Exercise details: From the listing below, tally the lines that include "PLUMMET". Return only the total.

Items from a data source:
↓

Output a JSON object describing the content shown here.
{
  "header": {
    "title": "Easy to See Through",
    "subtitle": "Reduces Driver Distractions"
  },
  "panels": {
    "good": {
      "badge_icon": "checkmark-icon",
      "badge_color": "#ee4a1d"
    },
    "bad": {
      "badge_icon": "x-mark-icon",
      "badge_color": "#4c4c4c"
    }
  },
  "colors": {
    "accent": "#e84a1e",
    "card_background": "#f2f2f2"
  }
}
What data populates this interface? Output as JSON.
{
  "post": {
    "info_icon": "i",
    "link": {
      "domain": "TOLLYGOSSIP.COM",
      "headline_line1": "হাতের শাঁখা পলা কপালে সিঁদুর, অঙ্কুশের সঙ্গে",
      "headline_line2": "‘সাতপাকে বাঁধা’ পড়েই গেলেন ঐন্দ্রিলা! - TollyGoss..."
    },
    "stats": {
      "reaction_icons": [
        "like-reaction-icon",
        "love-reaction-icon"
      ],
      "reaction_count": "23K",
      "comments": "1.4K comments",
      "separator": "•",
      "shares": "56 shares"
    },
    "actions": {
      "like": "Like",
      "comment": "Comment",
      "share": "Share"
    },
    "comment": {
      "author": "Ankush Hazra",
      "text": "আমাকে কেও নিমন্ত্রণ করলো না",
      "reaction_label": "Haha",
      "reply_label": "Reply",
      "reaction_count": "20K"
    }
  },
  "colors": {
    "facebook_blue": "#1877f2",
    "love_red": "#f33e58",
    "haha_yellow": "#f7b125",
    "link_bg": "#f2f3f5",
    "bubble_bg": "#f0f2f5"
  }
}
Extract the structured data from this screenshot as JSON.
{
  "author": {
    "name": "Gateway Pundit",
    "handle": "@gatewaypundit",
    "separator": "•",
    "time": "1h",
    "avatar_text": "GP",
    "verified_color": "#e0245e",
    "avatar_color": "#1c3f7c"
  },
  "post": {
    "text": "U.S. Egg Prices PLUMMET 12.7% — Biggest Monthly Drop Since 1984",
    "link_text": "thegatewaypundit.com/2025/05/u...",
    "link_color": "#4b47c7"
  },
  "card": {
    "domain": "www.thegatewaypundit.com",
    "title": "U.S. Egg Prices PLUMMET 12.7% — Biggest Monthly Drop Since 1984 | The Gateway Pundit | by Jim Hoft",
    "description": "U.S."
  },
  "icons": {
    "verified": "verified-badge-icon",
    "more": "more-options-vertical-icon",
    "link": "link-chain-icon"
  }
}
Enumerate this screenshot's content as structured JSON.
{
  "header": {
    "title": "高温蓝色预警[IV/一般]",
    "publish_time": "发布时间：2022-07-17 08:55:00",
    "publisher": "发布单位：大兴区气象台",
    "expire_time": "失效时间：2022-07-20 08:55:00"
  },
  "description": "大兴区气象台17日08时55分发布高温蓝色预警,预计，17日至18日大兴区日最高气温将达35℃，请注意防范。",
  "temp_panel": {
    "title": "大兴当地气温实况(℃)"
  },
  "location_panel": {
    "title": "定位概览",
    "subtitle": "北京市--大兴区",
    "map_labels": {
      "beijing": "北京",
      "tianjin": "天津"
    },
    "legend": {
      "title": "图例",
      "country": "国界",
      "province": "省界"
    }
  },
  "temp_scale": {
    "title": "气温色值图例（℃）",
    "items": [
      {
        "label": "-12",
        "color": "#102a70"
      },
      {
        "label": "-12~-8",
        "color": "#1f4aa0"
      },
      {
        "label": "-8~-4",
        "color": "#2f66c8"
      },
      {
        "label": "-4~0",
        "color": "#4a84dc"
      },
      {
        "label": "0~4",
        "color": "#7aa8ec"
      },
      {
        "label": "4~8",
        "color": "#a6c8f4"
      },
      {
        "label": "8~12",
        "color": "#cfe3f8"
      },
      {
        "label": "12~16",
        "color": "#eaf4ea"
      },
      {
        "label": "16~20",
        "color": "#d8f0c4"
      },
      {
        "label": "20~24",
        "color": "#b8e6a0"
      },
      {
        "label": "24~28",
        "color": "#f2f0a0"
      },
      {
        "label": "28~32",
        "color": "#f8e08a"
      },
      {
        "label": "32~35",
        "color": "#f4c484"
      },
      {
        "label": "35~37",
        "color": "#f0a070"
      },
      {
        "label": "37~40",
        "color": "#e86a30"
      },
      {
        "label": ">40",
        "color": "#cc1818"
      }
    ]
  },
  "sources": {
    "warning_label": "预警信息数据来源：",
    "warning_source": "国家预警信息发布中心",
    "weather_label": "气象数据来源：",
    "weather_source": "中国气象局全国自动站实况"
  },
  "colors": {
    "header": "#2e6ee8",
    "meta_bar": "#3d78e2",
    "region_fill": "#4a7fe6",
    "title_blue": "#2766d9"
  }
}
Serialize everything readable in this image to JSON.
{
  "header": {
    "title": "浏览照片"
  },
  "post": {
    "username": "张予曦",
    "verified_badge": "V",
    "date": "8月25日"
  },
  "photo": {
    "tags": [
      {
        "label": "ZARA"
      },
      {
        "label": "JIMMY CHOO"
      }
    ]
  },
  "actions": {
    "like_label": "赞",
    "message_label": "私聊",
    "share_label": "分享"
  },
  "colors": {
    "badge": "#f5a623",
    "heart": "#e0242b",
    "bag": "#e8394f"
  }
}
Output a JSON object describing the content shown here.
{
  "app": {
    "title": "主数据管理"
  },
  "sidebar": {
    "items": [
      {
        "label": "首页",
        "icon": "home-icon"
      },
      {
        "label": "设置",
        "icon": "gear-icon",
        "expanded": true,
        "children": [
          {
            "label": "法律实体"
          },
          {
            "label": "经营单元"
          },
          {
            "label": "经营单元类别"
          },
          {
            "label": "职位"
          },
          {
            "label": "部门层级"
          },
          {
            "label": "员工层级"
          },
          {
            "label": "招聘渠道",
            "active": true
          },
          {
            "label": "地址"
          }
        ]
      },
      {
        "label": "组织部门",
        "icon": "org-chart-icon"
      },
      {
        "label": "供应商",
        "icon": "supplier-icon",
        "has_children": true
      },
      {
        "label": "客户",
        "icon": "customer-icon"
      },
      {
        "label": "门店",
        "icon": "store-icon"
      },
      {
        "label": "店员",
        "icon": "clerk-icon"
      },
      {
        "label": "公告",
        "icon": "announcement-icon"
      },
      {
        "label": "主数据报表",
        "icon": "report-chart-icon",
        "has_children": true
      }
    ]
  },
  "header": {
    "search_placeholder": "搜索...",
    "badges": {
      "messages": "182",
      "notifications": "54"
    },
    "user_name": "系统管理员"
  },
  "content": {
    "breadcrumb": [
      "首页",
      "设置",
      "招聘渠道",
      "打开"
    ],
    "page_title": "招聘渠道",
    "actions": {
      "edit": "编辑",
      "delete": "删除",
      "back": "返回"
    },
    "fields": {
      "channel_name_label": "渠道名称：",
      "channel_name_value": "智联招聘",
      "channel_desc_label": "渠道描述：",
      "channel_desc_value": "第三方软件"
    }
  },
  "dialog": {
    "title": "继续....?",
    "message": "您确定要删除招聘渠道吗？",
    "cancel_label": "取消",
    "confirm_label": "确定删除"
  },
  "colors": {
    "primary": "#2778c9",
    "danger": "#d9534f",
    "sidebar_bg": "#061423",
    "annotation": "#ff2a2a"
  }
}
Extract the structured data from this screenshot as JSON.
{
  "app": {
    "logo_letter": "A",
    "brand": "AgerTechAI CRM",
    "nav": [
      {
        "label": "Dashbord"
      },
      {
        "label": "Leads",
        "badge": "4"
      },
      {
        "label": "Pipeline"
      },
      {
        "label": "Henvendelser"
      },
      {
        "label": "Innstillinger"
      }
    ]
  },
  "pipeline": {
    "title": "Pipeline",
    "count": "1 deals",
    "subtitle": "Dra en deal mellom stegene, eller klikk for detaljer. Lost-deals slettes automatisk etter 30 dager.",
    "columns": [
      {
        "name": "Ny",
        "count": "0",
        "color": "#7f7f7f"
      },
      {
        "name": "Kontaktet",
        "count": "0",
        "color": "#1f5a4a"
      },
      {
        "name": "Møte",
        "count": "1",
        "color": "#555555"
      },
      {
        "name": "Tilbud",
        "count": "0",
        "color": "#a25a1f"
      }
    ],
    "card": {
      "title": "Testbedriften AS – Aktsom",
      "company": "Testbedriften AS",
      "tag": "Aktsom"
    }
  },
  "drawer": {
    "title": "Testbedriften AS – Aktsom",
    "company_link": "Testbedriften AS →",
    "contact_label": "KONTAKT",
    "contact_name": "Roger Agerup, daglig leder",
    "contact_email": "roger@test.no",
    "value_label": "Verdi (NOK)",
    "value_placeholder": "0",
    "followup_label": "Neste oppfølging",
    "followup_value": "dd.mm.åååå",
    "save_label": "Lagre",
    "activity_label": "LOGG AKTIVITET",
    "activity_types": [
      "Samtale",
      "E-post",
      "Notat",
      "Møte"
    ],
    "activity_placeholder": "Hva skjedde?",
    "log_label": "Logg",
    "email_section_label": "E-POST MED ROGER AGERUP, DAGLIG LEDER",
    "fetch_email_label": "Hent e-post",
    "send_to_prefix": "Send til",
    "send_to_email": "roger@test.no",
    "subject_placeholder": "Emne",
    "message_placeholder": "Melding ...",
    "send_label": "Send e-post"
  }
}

↑

Solution to this exercise: 2